> Problem details: From the entries below, copy out every line with "гражданской" in it.

Data records:
☆ ☆ ☆ ☆ ☆

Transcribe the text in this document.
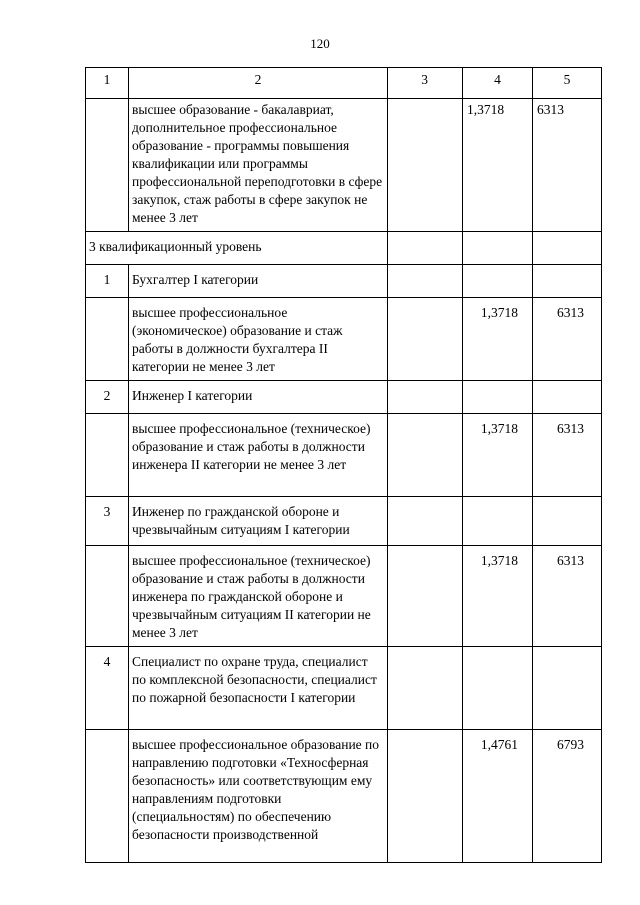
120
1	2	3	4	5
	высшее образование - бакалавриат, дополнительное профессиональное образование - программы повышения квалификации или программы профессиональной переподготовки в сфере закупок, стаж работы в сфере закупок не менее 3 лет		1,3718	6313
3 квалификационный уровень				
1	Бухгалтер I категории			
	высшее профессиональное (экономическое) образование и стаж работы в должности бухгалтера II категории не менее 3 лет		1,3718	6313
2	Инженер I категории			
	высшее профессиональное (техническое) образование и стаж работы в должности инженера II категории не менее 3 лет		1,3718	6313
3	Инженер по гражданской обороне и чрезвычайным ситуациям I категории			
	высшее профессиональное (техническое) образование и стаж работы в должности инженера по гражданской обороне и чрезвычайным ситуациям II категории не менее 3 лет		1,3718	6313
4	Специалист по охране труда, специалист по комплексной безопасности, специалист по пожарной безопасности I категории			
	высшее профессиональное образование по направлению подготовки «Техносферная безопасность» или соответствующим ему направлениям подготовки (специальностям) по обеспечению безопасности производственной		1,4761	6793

☆ ☆ ☆ ☆ ☆

> Problem solution:
3	Инженер по гражданской обороне и чрезвычайным ситуациям I категории			
	высшее профессиональное (техническое) образование и стаж работы в должности инженера по гражданской обороне и чрезвычайным ситуациям II категории не менее 3 лет		1,3718	6313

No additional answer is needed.